Written exercise: Write out the records verbatim from the first line down to and including the line containing "bar-jan-17 <box>108 291 117 336</box>".

Record extracts:

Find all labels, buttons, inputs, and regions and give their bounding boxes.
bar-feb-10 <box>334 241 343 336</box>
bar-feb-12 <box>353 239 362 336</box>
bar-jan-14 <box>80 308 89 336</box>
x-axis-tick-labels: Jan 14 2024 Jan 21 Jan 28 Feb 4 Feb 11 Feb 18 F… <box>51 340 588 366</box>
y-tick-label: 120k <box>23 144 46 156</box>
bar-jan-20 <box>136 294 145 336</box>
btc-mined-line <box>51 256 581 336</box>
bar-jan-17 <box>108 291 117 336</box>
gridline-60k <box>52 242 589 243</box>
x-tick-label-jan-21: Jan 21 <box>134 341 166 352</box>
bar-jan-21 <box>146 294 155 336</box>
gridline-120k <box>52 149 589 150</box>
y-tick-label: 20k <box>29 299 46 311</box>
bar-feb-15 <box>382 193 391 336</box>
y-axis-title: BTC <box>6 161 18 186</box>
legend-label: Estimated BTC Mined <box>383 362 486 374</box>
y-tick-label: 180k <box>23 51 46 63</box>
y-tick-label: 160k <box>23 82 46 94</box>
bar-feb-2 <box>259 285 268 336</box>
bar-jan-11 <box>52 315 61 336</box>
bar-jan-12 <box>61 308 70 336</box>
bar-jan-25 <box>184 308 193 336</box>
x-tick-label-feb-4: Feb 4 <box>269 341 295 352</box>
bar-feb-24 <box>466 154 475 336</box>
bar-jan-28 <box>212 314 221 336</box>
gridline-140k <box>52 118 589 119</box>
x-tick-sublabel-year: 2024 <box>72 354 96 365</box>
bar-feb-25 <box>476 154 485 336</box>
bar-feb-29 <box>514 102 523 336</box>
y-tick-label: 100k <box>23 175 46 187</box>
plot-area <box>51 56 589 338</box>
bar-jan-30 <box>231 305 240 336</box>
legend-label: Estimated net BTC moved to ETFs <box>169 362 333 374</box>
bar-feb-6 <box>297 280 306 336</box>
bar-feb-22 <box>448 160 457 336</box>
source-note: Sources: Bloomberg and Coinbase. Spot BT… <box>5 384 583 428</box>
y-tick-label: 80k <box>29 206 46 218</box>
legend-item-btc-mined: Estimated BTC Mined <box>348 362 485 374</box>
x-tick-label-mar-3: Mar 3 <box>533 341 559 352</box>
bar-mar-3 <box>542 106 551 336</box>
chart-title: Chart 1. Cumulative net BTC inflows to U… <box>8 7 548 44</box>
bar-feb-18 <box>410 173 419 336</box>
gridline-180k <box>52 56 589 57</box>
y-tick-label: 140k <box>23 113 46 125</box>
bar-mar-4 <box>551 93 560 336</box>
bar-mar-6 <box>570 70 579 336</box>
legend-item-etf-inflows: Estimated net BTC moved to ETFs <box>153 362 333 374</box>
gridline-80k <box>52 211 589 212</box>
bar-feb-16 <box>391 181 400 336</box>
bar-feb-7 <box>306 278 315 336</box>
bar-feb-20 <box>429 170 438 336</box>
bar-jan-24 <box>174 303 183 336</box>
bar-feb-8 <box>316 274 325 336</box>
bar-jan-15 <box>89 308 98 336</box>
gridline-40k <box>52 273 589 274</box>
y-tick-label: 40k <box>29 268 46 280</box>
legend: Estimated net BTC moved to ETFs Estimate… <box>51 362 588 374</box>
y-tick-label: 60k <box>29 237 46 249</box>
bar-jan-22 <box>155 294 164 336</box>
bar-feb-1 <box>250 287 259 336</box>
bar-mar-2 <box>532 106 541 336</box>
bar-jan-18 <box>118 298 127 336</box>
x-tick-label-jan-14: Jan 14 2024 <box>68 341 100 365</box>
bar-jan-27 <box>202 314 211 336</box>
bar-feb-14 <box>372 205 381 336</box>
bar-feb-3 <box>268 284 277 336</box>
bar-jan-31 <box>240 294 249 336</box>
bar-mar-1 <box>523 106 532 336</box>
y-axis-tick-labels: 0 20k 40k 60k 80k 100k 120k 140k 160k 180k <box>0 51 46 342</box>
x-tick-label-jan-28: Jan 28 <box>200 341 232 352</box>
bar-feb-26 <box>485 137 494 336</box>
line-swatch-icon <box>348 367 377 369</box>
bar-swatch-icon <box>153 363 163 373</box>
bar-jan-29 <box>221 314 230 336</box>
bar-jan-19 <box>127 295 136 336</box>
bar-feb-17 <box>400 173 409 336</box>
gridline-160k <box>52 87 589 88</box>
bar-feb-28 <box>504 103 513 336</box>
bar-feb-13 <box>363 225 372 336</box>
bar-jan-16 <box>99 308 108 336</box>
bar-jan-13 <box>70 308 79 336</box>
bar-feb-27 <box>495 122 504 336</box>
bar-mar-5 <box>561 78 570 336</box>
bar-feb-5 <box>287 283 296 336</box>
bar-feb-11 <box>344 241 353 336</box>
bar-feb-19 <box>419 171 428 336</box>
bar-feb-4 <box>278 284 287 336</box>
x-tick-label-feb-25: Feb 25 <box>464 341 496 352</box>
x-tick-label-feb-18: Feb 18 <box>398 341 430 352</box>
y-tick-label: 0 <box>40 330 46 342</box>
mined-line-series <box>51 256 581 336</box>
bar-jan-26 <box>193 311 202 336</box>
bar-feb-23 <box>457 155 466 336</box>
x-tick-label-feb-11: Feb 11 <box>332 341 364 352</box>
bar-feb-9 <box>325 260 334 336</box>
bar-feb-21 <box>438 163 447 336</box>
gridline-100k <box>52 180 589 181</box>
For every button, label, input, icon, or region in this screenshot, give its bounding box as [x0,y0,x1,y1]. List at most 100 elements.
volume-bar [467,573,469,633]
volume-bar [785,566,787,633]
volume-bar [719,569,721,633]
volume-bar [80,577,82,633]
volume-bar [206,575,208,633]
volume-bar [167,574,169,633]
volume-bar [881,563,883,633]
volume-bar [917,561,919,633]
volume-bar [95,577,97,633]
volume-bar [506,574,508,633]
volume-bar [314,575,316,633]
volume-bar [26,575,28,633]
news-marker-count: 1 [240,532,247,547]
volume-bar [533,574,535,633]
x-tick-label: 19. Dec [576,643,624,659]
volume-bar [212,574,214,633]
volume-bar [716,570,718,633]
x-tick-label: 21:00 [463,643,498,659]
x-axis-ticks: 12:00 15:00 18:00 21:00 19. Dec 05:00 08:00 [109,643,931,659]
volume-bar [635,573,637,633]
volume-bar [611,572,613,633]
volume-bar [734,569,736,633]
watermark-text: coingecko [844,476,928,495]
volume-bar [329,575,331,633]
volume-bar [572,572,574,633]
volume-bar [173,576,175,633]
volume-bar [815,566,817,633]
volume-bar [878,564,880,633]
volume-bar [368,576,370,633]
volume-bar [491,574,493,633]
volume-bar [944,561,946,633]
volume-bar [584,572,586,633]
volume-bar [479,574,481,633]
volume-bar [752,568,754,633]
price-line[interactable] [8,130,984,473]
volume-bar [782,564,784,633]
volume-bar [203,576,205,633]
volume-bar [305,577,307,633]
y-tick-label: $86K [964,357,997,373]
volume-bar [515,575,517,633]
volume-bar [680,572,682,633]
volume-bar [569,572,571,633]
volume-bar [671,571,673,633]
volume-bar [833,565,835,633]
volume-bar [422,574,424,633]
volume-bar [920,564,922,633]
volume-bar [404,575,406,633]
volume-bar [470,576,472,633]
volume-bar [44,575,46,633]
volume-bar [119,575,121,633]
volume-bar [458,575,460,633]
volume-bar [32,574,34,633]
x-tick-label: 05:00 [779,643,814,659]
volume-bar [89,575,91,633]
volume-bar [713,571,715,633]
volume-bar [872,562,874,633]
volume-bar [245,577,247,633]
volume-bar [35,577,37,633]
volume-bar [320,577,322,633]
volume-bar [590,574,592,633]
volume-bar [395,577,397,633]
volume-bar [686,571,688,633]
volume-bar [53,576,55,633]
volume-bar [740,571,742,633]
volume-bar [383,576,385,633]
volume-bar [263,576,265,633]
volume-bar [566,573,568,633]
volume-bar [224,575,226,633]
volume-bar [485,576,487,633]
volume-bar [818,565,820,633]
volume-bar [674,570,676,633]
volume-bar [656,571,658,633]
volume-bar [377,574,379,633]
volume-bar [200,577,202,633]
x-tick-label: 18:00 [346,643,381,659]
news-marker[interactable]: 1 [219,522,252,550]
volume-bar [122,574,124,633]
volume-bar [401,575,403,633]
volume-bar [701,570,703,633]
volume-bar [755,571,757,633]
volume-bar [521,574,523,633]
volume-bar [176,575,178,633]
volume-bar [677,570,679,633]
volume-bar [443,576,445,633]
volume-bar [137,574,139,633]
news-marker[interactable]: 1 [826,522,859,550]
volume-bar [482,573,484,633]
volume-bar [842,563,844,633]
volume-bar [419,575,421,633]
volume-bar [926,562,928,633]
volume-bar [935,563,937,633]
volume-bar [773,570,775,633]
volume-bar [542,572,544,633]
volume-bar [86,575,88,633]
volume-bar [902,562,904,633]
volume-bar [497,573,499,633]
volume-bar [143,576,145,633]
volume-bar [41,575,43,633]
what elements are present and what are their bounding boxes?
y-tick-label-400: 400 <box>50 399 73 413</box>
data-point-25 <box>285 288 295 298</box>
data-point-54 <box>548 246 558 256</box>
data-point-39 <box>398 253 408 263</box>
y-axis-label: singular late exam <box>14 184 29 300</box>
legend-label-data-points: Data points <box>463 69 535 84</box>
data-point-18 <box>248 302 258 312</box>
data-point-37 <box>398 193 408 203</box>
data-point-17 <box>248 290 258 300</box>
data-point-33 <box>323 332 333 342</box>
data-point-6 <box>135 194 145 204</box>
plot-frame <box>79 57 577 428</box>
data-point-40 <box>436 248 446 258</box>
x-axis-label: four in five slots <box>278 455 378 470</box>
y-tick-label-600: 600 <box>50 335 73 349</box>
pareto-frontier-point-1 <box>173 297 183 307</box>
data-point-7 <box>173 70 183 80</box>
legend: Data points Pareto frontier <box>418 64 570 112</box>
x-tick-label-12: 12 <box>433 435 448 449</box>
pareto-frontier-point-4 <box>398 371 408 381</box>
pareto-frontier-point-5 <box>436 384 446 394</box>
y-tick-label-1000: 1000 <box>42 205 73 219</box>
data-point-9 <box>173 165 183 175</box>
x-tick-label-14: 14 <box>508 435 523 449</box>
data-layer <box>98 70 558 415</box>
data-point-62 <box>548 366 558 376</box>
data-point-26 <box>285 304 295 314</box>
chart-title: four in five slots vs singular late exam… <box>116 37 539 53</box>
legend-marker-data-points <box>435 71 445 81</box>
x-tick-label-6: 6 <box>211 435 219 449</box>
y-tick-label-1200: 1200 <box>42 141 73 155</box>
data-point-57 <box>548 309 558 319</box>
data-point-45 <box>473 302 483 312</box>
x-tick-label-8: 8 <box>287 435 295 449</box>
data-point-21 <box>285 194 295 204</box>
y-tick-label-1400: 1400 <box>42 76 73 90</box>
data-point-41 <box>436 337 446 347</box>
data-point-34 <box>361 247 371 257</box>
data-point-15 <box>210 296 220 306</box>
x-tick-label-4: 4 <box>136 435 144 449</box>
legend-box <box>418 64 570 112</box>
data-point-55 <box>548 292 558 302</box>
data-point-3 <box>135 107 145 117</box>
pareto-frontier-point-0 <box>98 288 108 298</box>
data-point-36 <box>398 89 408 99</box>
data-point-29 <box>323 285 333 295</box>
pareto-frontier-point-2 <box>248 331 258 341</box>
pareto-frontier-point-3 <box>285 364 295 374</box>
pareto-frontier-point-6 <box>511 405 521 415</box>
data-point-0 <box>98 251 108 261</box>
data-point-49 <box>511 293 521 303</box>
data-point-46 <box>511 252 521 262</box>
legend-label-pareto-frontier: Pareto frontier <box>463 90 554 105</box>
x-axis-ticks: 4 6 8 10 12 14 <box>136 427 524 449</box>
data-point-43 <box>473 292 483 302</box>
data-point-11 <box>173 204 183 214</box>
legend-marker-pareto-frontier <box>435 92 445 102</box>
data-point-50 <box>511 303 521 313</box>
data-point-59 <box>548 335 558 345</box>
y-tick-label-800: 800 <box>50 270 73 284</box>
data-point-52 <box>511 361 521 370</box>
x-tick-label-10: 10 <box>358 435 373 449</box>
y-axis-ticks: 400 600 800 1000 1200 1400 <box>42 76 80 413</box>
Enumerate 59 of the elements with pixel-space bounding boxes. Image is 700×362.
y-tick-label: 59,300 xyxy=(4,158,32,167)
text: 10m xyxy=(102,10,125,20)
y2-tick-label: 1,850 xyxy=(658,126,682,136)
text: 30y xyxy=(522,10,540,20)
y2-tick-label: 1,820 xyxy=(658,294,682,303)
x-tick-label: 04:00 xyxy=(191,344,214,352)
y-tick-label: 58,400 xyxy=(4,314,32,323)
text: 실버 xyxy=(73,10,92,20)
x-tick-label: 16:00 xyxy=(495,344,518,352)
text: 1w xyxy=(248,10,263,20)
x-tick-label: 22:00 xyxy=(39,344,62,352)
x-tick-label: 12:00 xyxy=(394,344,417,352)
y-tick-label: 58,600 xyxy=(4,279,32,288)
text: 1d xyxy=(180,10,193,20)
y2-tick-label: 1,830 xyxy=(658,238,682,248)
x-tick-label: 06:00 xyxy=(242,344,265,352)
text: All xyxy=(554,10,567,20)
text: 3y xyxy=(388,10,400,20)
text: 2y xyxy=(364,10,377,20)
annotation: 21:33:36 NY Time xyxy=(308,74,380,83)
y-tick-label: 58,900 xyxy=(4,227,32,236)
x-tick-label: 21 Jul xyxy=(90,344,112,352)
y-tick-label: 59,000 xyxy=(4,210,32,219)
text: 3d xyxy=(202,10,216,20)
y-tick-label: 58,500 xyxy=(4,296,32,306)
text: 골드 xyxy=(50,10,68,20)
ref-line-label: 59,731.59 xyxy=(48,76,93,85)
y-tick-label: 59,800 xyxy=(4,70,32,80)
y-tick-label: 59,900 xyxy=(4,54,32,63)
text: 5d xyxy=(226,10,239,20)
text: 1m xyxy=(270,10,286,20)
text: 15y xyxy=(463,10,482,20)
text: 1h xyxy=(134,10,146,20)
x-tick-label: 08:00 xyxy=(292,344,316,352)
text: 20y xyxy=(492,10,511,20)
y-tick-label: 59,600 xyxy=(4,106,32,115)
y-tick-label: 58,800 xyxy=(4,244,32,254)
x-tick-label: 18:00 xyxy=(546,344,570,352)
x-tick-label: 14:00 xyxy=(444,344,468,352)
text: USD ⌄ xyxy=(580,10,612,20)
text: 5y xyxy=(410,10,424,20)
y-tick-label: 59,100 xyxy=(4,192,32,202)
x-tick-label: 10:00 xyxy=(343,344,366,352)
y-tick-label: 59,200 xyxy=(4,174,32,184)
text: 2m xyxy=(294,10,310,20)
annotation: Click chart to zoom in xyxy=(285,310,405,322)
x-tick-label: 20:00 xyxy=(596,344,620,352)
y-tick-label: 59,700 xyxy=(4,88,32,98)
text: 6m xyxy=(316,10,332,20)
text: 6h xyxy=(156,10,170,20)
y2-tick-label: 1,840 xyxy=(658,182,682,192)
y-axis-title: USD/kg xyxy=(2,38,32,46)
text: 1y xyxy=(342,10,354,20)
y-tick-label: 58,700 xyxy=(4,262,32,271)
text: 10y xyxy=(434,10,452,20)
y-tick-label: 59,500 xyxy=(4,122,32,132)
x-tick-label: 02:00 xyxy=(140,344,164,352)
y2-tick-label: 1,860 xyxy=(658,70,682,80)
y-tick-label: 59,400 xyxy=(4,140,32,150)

Full answer:
Find all labels, buttons, inputs, and regions and give their bounding boxes.
bar-feb-10 <box>334 241 343 336</box>
bar-feb-12 <box>353 239 362 336</box>
bar-jan-14 <box>80 308 89 336</box>
x-axis-tick-labels: Jan 14 2024 Jan 21 Jan 28 Feb 4 Feb 11 Feb 18 F… <box>51 340 588 366</box>
y-tick-label: 120k <box>23 144 46 156</box>
bar-jan-20 <box>136 294 145 336</box>
btc-mined-line <box>51 256 581 336</box>
bar-jan-17 <box>108 291 117 336</box>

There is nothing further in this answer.